[Request 1]
Answer these from the forum thread below, one per line:
(a) What brand and model of pants does CheoSamad name?
(b) According to CheoSamad, apart from the pictures of the broken board, what are the pictures?
(c) What does ThunderChunky say about the kid in the last picture?

# Some nice old pictures. What do you think?



## CheoSamad (Nov 18, 2011)

Went through the ol computer and found these pictures from a few weeks back. Wont be on snow for another week but in the mean time what do you guys think of these? I like a few of them and think some are pretty nice. If you have any criticism or things you think would help make them better PLEASE share them. I know color correction COULD be one of them but I kinda like the slight distortion. Its not as boring.


----------



## CheoSamad (Nov 18, 2011)




----------



## CheoSamad (Nov 18, 2011)

Any thoughts guys?


----------



## Rossbobs (Feb 21, 2012)

Thats awesome dude. ive always wanted to try rails but i just started out this year. ive been up 3 times now and i think im almost ready


----------



## hot-ice (Nov 6, 2011)

Great shots!!:thumbsup:


----------



## FlipJ (Mar 8, 2011)

CBK park. I like the setup. Went on Sunday. Sweet pics.


----------



## Smokehaus (Nov 2, 2010)

Best thread you have ever made.


----------



## CheoSamad (Nov 18, 2011)

Thanks for all the good vibes guys. Hoping to get more shots once I get back on snow. In the meantime does anyone have any ideas to help make the pictures we take any better?


----------



## nickwarrenn (Feb 11, 2011)

How old/year are those pants? Someone I know has the same ones, wondering when they got em'


----------



## CheoSamad (Nov 18, 2011)

nickwarrenn said:


> How old/year are those pants? Someone I know has the same ones, wondering when they got em'


I think they are last year pants but I got them this year. DC Banshee.


----------



## ThunderChunky (Oct 1, 2011)

I think the kid in the last picture has his bindings too close.


----------



## CheoSamad (Nov 18, 2011)

Hey guys. All the nice feedback is awesome. 

By the way here is a picture of what the board I was riding in these pics looks like now.


----------



## gprider_capita (Feb 17, 2011)

what happened to that beautiful board?


----------



## CheoSamad (Nov 18, 2011)

gprider_capita said:


> what happened to that beautiful board?


Broken rail that I did not see was screwed up+Back 270 on practice = death of my beautiful Amy.


----------



## Smokehaus (Nov 2, 2010)

CheoSamad said:


> Thanks for all the good vibes guys. Hoping to get more shots once I get back on snow. In the meantime does anyone have any ideas to help make the pictures we take any better?


I am no photo pro, but the first step would be a better camera. I am assuming those were done with a point and shoot.


----------



## CheoSamad (Nov 18, 2011)

Smokehaus said:


> I am no photo pro, but the first step would be a better camera. I am assuming those were done with a point and shoot.


Actually (with the exceptions of the pics of my broken board) They are actually stills from my Go Pro. I am not really into photos but am not good enough for a video part and have no editing software anyhow.


----------



## Redmond513 (Jan 27, 2011)

damn....that board looks like it took a beating. 

BTW, nice pics.


----------

[Request 2]
Copy out word for word the lines of the records from the first line through the line holding "point (154, 360, 164, 370)", inclusive.

[Records provided]

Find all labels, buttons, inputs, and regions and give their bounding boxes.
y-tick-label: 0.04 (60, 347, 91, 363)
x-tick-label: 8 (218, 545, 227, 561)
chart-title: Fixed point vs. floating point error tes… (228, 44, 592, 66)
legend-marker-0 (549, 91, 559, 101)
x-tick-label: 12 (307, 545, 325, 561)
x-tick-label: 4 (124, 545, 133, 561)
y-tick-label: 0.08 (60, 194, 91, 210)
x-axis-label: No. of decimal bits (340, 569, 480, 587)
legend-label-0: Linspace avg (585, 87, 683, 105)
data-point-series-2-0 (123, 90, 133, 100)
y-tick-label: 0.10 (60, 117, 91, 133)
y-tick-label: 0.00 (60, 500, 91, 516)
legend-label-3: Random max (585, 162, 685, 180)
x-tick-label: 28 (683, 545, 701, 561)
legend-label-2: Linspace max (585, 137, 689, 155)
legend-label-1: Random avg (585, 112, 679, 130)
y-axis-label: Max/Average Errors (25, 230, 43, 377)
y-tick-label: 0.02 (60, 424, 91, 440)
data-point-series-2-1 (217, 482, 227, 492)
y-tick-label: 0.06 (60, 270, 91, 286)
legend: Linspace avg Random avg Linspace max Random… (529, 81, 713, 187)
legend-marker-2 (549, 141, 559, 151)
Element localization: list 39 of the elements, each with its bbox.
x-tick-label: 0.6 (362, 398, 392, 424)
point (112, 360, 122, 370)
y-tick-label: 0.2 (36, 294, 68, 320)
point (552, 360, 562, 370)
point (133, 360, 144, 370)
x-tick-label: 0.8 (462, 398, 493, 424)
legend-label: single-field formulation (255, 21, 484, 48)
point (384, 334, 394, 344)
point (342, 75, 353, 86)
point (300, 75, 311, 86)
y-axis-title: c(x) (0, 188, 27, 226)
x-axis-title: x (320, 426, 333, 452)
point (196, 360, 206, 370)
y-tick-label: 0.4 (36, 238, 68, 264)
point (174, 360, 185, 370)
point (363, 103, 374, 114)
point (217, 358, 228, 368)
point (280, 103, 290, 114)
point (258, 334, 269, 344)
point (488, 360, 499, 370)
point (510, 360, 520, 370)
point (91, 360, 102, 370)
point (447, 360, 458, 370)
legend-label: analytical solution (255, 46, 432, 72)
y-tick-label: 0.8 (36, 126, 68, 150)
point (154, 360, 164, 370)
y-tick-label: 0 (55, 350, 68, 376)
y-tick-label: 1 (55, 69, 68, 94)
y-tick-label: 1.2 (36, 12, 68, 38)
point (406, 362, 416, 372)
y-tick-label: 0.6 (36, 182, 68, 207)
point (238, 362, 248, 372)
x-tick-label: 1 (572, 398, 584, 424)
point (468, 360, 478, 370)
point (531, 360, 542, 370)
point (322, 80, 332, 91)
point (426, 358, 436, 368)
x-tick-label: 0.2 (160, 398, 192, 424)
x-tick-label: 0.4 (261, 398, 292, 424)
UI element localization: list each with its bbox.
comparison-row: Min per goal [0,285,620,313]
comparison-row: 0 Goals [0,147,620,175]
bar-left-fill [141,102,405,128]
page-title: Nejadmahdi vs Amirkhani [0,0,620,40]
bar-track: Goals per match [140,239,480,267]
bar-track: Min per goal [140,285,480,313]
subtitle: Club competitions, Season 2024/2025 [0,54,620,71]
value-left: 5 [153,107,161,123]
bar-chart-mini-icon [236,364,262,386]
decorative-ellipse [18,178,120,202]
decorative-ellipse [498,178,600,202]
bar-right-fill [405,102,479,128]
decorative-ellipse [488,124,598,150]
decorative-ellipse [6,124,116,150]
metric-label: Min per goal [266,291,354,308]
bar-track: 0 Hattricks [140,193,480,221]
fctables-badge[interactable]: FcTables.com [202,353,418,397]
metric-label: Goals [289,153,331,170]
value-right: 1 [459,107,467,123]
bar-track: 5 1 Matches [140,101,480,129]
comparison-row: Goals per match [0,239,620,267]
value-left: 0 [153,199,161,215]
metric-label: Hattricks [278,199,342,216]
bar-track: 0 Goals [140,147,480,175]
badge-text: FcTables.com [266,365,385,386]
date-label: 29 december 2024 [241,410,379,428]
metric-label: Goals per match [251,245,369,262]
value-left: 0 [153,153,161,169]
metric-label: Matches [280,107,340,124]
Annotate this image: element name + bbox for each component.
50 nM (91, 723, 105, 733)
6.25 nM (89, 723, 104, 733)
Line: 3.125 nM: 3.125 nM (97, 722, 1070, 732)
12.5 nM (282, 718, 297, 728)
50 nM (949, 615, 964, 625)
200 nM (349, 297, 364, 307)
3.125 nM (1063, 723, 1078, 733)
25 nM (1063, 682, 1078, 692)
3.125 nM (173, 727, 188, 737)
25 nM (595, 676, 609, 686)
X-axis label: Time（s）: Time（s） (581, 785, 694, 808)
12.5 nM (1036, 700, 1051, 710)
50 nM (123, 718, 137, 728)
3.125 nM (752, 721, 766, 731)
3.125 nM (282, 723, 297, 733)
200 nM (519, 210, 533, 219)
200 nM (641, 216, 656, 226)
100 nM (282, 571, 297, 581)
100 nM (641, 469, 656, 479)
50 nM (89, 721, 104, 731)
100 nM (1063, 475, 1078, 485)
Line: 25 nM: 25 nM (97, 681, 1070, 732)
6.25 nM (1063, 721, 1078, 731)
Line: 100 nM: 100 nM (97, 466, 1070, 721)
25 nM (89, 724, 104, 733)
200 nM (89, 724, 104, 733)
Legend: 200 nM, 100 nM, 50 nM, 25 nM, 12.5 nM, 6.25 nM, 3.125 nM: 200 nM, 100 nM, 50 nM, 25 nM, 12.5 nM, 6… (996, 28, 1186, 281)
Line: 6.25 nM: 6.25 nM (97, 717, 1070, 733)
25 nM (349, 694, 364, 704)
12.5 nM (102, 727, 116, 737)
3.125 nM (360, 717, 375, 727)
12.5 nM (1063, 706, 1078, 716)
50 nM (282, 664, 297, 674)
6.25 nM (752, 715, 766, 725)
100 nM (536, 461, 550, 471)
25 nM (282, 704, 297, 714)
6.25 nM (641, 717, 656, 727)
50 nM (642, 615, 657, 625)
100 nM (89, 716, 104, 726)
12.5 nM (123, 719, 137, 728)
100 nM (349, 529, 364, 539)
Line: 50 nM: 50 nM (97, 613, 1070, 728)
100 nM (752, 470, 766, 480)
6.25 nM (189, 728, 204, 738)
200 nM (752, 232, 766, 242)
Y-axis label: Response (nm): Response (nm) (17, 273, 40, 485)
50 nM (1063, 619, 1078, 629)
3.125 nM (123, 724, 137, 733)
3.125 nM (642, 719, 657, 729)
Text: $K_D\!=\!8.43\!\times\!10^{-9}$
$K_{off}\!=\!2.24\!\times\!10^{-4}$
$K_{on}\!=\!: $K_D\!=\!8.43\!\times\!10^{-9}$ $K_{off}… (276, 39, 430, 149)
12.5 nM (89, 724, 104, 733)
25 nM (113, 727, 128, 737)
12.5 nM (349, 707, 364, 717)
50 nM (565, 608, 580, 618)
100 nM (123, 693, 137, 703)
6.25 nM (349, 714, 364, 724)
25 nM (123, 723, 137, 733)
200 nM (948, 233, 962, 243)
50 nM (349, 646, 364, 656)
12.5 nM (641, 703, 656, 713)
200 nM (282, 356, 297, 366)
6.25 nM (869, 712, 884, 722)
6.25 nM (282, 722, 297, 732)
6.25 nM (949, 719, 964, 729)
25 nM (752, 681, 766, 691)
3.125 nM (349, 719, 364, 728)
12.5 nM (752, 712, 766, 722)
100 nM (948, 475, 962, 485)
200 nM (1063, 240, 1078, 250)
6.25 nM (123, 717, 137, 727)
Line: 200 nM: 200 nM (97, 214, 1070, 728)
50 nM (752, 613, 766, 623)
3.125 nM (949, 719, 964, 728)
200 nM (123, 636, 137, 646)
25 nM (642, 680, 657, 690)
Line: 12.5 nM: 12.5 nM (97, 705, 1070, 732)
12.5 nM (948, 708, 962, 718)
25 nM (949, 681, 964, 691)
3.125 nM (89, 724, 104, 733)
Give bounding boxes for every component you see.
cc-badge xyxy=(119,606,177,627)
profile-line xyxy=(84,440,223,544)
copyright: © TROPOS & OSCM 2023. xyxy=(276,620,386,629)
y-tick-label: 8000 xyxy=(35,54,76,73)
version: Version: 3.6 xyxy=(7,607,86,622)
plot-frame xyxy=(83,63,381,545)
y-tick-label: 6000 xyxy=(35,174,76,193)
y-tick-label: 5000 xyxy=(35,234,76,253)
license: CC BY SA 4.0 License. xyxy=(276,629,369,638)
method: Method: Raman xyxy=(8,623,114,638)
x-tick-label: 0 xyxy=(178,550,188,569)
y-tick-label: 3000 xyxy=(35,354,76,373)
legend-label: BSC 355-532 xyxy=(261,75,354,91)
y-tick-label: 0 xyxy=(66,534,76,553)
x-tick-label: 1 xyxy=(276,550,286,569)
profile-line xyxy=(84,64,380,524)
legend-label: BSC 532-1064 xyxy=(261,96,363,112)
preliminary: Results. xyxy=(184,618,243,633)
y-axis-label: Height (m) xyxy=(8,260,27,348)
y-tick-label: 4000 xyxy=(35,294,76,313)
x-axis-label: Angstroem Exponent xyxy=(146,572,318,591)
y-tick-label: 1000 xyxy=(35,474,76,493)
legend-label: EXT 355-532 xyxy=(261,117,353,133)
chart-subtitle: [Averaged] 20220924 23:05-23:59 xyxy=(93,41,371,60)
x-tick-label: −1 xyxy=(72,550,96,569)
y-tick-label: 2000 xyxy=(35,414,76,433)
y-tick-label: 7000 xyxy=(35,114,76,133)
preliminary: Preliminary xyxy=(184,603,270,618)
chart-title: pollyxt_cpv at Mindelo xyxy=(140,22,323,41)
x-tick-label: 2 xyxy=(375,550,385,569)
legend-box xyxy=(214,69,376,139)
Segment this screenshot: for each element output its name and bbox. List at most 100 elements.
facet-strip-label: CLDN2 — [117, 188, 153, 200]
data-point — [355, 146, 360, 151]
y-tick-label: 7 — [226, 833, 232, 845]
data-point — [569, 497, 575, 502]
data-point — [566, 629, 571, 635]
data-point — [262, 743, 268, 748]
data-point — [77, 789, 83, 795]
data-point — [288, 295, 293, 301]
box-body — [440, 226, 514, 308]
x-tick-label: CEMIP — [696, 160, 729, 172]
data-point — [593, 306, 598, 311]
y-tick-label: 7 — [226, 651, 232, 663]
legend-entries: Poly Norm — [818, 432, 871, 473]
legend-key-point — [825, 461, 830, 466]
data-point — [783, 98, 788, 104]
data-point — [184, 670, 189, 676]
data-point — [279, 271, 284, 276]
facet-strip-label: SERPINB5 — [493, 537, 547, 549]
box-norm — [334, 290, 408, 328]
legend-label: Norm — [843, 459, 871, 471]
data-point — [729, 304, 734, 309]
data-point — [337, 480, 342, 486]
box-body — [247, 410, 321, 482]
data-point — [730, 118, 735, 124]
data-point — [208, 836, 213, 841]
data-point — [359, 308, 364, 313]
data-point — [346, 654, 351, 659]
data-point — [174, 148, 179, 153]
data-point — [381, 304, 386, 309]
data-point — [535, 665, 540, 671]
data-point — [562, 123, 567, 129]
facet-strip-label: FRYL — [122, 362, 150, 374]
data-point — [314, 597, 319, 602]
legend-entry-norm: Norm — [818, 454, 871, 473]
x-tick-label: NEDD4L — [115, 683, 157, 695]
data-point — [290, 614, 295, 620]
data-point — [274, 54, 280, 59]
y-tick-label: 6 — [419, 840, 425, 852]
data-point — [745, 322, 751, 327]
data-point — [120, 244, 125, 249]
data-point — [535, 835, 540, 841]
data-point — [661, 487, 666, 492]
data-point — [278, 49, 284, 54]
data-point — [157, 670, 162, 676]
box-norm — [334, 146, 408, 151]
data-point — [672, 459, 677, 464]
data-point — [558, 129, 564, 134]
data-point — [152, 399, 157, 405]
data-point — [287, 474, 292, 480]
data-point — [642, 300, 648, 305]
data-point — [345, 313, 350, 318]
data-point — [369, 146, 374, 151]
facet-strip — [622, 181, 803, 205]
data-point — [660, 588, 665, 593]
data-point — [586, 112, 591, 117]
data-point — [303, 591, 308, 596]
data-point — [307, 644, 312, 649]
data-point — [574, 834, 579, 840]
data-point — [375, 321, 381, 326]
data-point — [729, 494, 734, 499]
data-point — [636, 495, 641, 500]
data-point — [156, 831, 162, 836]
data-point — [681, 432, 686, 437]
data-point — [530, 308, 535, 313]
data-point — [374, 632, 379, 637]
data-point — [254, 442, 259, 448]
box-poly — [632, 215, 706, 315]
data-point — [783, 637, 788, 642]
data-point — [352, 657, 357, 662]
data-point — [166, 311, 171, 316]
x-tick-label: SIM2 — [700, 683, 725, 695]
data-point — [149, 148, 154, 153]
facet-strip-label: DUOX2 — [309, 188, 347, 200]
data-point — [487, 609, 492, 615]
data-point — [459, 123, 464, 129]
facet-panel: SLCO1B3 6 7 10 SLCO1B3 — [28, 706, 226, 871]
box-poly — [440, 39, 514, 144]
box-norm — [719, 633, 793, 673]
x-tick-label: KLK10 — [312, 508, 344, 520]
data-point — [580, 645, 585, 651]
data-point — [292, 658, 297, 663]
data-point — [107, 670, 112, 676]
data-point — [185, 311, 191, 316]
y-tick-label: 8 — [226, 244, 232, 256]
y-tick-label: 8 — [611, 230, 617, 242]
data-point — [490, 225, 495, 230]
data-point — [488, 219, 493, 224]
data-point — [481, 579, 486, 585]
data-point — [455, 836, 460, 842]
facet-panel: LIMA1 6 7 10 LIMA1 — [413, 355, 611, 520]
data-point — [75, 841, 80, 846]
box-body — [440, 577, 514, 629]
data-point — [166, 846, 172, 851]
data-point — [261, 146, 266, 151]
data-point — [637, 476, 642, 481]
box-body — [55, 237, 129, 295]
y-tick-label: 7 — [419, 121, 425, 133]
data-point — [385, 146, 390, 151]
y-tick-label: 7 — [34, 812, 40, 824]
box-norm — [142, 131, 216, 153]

[Task output 1]
(a) DC Banshee.
(b) Stills from his Go Pro.
(c) His bindings are too close.

[Task output 2]
Find all labels, buttons, inputs, and regions and give their bounding boxes.
y-tick-label: 0.04 (60, 347, 91, 363)
x-tick-label: 8 (218, 545, 227, 561)
chart-title: Fixed point vs. floating point error tes… (228, 44, 592, 66)
legend-marker-0 (549, 91, 559, 101)
x-tick-label: 12 (307, 545, 325, 561)
x-tick-label: 4 (124, 545, 133, 561)
y-tick-label: 0.08 (60, 194, 91, 210)
x-axis-label: No. of decimal bits (340, 569, 480, 587)
legend-label-0: Linspace avg (585, 87, 683, 105)
data-point-series-2-0 (123, 90, 133, 100)
y-tick-label: 0.10 (60, 117, 91, 133)
y-tick-label: 0.00 (60, 500, 91, 516)
legend-label-3: Random max (585, 162, 685, 180)
x-tick-label: 28 (683, 545, 701, 561)
legend-label-2: Linspace max (585, 137, 689, 155)
legend-label-1: Random avg (585, 112, 679, 130)
y-axis-label: Max/Average Errors (25, 230, 43, 377)
y-tick-label: 0.02 (60, 424, 91, 440)
data-point-series-2-1 (217, 482, 227, 492)
y-tick-label: 0.06 (60, 270, 91, 286)
legend: Linspace avg Random avg Linspace max Random… (529, 81, 713, 187)
legend-marker-2 (549, 141, 559, 151)
Element localization: list 39 of the elements, each with its bbox.
x-tick-label: 0.6 (362, 398, 392, 424)
point (112, 360, 122, 370)
y-tick-label: 0.2 (36, 294, 68, 320)
point (552, 360, 562, 370)
point (133, 360, 144, 370)
x-tick-label: 0.8 (462, 398, 493, 424)
legend-label: single-field formulation (255, 21, 484, 48)
point (384, 334, 394, 344)
point (342, 75, 353, 86)
point (300, 75, 311, 86)
y-axis-title: c(x) (0, 188, 27, 226)
x-axis-title: x (320, 426, 333, 452)
point (196, 360, 206, 370)
y-tick-label: 0.4 (36, 238, 68, 264)
point (174, 360, 185, 370)
point (363, 103, 374, 114)
point (217, 358, 228, 368)
point (280, 103, 290, 114)
point (258, 334, 269, 344)
point (488, 360, 499, 370)
point (510, 360, 520, 370)
point (91, 360, 102, 370)
point (447, 360, 458, 370)
legend-label: analytical solution (255, 46, 432, 72)
y-tick-label: 0.8 (36, 126, 68, 150)
point (154, 360, 164, 370)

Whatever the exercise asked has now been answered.